--- start of RECORDS FOR THE TASK ---
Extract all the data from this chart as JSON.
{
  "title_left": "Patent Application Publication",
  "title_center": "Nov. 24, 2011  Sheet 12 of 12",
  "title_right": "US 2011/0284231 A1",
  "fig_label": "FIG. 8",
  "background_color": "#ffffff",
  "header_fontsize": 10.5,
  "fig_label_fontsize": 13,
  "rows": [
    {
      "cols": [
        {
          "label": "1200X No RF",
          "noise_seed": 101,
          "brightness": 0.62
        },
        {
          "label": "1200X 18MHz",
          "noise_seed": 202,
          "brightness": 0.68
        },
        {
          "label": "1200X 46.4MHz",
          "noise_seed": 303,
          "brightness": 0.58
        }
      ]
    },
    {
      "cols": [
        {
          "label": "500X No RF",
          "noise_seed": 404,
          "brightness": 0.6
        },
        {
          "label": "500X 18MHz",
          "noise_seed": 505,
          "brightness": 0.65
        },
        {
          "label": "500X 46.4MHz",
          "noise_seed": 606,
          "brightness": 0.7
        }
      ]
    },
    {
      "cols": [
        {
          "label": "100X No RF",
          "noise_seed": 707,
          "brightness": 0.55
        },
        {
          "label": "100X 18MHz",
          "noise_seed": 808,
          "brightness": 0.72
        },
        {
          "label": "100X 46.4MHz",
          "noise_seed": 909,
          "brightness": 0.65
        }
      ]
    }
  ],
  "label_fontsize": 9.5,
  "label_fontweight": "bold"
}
--- end of RECORDS FOR THE TASK ---
Go through the listing and copy all of it exactly.

▶ _OUTPUT FOR THIS TASK_
Extract all the data from this chart as JSON.
{
  "title_left": "Patent Application Publication",
  "title_center": "Nov. 24, 2011  Sheet 12 of 12",
  "title_right": "US 2011/0284231 A1",
  "fig_label": "FIG. 8",
  "background_color": "#ffffff",
  "header_fontsize": 10.5,
  "fig_label_fontsize": 13,
  "rows": [
    {
      "cols": [
        {
          "label": "1200X No RF",
          "noise_seed": 101,
          "brightness": 0.62
        },
        {
          "label": "1200X 18MHz",
          "noise_seed": 202,
          "brightness": 0.68
        },
        {
          "label": "1200X 46.4MHz",
          "noise_seed": 303,
          "brightness": 0.58
        }
      ]
    },
    {
      "cols": [
        {
          "label": "500X No RF",
          "noise_seed": 404,
          "brightness": 0.6
        },
        {
          "label": "500X 18MHz",
          "noise_seed": 505,
          "brightness": 0.65
        },
        {
          "label": "500X 46.4MHz",
          "noise_seed": 606,
          "brightness": 0.7
        }
      ]
    },
    {
      "cols": [
        {
          "label": "100X No RF",
          "noise_seed": 707,
          "brightness": 0.55
        },
        {
          "label": "100X 18MHz",
          "noise_seed": 808,
          "brightness": 0.72
        },
        {
          "label": "100X 46.4MHz",
          "noise_seed": 909,
          "brightness": 0.65
        }
      ]
    }
  ],
  "label_fontsize": 9.5,
  "label_fontweight": "bold"
}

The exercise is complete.